What the exercise asks:
Each record below must be returned exactly as shown.

[start]

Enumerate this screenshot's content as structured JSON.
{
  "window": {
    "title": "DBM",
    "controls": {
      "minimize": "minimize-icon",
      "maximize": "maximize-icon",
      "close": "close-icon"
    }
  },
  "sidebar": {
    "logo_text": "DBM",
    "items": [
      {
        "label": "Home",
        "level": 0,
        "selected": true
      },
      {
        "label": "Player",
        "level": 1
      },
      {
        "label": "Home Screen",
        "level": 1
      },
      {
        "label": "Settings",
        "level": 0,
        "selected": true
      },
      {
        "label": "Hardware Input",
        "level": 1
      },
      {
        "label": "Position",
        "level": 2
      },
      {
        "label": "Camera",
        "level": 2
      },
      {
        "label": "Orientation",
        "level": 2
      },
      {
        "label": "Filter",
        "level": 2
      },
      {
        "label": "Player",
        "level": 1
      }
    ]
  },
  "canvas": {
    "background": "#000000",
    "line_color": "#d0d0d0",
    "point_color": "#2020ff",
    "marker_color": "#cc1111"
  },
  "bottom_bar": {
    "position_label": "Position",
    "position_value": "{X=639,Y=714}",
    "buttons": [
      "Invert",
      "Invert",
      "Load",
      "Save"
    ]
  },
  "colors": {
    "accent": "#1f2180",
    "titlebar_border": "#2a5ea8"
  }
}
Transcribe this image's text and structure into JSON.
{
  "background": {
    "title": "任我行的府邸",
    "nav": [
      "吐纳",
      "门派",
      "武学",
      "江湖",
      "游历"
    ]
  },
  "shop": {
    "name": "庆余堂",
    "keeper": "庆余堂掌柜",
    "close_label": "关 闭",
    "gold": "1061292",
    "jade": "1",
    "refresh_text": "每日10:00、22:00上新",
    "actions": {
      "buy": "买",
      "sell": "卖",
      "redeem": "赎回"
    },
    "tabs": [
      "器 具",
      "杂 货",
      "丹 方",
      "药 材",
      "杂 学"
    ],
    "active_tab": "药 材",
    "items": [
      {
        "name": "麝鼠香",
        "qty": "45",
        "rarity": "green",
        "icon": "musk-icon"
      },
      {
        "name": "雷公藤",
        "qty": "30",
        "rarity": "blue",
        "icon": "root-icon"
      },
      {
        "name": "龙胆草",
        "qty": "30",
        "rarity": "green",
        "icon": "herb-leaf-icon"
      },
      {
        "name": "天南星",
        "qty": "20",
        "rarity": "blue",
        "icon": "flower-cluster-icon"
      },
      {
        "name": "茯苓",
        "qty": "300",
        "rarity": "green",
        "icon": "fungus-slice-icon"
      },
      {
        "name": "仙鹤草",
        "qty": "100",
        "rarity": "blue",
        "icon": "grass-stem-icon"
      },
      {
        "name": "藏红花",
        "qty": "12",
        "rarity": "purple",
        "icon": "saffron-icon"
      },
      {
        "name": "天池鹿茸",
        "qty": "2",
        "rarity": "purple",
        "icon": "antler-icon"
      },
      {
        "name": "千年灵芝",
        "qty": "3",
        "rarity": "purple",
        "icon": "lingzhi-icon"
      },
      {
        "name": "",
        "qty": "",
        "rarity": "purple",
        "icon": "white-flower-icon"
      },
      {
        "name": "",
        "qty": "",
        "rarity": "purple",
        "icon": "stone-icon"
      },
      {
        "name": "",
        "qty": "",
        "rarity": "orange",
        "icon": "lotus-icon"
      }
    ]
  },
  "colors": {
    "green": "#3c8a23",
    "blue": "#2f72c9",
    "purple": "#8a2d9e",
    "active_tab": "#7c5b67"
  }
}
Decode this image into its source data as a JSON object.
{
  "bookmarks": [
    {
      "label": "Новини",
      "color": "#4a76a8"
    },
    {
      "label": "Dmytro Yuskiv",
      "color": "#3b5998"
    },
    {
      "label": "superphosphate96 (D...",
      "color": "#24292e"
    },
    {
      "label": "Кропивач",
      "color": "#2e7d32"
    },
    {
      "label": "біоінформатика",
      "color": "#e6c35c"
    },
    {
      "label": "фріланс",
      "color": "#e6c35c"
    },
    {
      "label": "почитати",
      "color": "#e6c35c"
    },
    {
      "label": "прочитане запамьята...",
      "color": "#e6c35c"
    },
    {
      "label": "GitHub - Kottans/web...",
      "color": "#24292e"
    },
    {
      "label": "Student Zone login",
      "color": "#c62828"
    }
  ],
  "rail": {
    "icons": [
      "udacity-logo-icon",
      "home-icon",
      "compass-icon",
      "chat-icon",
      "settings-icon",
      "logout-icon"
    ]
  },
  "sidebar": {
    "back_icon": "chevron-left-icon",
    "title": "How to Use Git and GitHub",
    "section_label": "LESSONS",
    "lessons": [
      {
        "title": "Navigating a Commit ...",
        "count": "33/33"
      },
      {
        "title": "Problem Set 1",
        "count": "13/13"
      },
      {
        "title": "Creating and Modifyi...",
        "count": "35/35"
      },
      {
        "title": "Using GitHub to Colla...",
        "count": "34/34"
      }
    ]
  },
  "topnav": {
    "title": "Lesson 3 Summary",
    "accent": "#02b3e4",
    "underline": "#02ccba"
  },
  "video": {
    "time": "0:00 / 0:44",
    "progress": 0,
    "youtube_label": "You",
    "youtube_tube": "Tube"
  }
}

[end]

Task solution:
Enumerate this screenshot's content as structured JSON.
{
  "window": {
    "title": "DBM",
    "controls": {
      "minimize": "minimize-icon",
      "maximize": "maximize-icon",
      "close": "close-icon"
    }
  },
  "sidebar": {
    "logo_text": "DBM",
    "items": [
      {
        "label": "Home",
        "level": 0,
        "selected": true
      },
      {
        "label": "Player",
        "level": 1
      },
      {
        "label": "Home Screen",
        "level": 1
      },
      {
        "label": "Settings",
        "level": 0,
        "selected": true
      },
      {
        "label": "Hardware Input",
        "level": 1
      },
      {
        "label": "Position",
        "level": 2
      },
      {
        "label": "Camera",
        "level": 2
      },
      {
        "label": "Orientation",
        "level": 2
      },
      {
        "label": "Filter",
        "level": 2
      },
      {
        "label": "Player",
        "level": 1
      }
    ]
  },
  "canvas": {
    "background": "#000000",
    "line_color": "#d0d0d0",
    "point_color": "#2020ff",
    "marker_color": "#cc1111"
  },
  "bottom_bar": {
    "position_label": "Position",
    "position_value": "{X=639,Y=714}",
    "buttons": [
      "Invert",
      "Invert",
      "Load",
      "Save"
    ]
  },
  "colors": {
    "accent": "#1f2180",
    "titlebar_border": "#2a5ea8"
  }
}
Transcribe this image's text and structure into JSON.
{
  "background": {
    "title": "任我行的府邸",
    "nav": [
      "吐纳",
      "门派",
      "武学",
      "江湖",
      "游历"
    ]
  },
  "shop": {
    "name": "庆余堂",
    "keeper": "庆余堂掌柜",
    "close_label": "关 闭",
    "gold": "1061292",
    "jade": "1",
    "refresh_text": "每日10:00、22:00上新",
    "actions": {
      "buy": "买",
      "sell": "卖",
      "redeem": "赎回"
    },
    "tabs": [
      "器 具",
      "杂 货",
      "丹 方",
      "药 材",
      "杂 学"
    ],
    "active_tab": "药 材",
    "items": [
      {
        "name": "麝鼠香",
        "qty": "45",
        "rarity": "green",
        "icon": "musk-icon"
      },
      {
        "name": "雷公藤",
        "qty": "30",
        "rarity": "blue",
        "icon": "root-icon"
      },
      {
        "name": "龙胆草",
        "qty": "30",
        "rarity": "green",
        "icon": "herb-leaf-icon"
      },
      {
        "name": "天南星",
        "qty": "20",
        "rarity": "blue",
        "icon": "flower-cluster-icon"
      },
      {
        "name": "茯苓",
        "qty": "300",
        "rarity": "green",
        "icon": "fungus-slice-icon"
      },
      {
        "name": "仙鹤草",
        "qty": "100",
        "rarity": "blue",
        "icon": "grass-stem-icon"
      },
      {
        "name": "藏红花",
        "qty": "12",
        "rarity": "purple",
        "icon": "saffron-icon"
      },
      {
        "name": "天池鹿茸",
        "qty": "2",
        "rarity": "purple",
        "icon": "antler-icon"
      },
      {
        "name": "千年灵芝",
        "qty": "3",
        "rarity": "purple",
        "icon": "lingzhi-icon"
      },
      {
        "name": "",
        "qty": "",
        "rarity": "purple",
        "icon": "white-flower-icon"
      },
      {
        "name": "",
        "qty": "",
        "rarity": "purple",
        "icon": "stone-icon"
      },
      {
        "name": "",
        "qty": "",
        "rarity": "orange",
        "icon": "lotus-icon"
      }
    ]
  },
  "colors": {
    "green": "#3c8a23",
    "blue": "#2f72c9",
    "purple": "#8a2d9e",
    "active_tab": "#7c5b67"
  }
}
Decode this image into its source data as a JSON object.
{
  "bookmarks": [
    {
      "label": "Новини",
      "color": "#4a76a8"
    },
    {
      "label": "Dmytro Yuskiv",
      "color": "#3b5998"
    },
    {
      "label": "superphosphate96 (D...",
      "color": "#24292e"
    },
    {
      "label": "Кропивач",
      "color": "#2e7d32"
    },
    {
      "label": "біоінформатика",
      "color": "#e6c35c"
    },
    {
      "label": "фріланс",
      "color": "#e6c35c"
    },
    {
      "label": "почитати",
      "color": "#e6c35c"
    },
    {
      "label": "прочитане запамьята...",
      "color": "#e6c35c"
    },
    {
      "label": "GitHub - Kottans/web...",
      "color": "#24292e"
    },
    {
      "label": "Student Zone login",
      "color": "#c62828"
    }
  ],
  "rail": {
    "icons": [
      "udacity-logo-icon",
      "home-icon",
      "compass-icon",
      "chat-icon",
      "settings-icon",
      "logout-icon"
    ]
  },
  "sidebar": {
    "back_icon": "chevron-left-icon",
    "title": "How to Use Git and GitHub",
    "section_label": "LESSONS",
    "lessons": [
      {
        "title": "Navigating a Commit ...",
        "count": "33/33"
      },
      {
        "title": "Problem Set 1",
        "count": "13/13"
      },
      {
        "title": "Creating and Modifyi...",
        "count": "35/35"
      },
      {
        "title": "Using GitHub to Colla...",
        "count": "34/34"
      }
    ]
  },
  "topnav": {
    "title": "Lesson 3 Summary",
    "accent": "#02b3e4",
    "underline": "#02ccba"
  },
  "video": {
    "time": "0:00 / 0:44",
    "progress": 0,
    "youtube_label": "You",
    "youtube_tube": "Tube"
  }
}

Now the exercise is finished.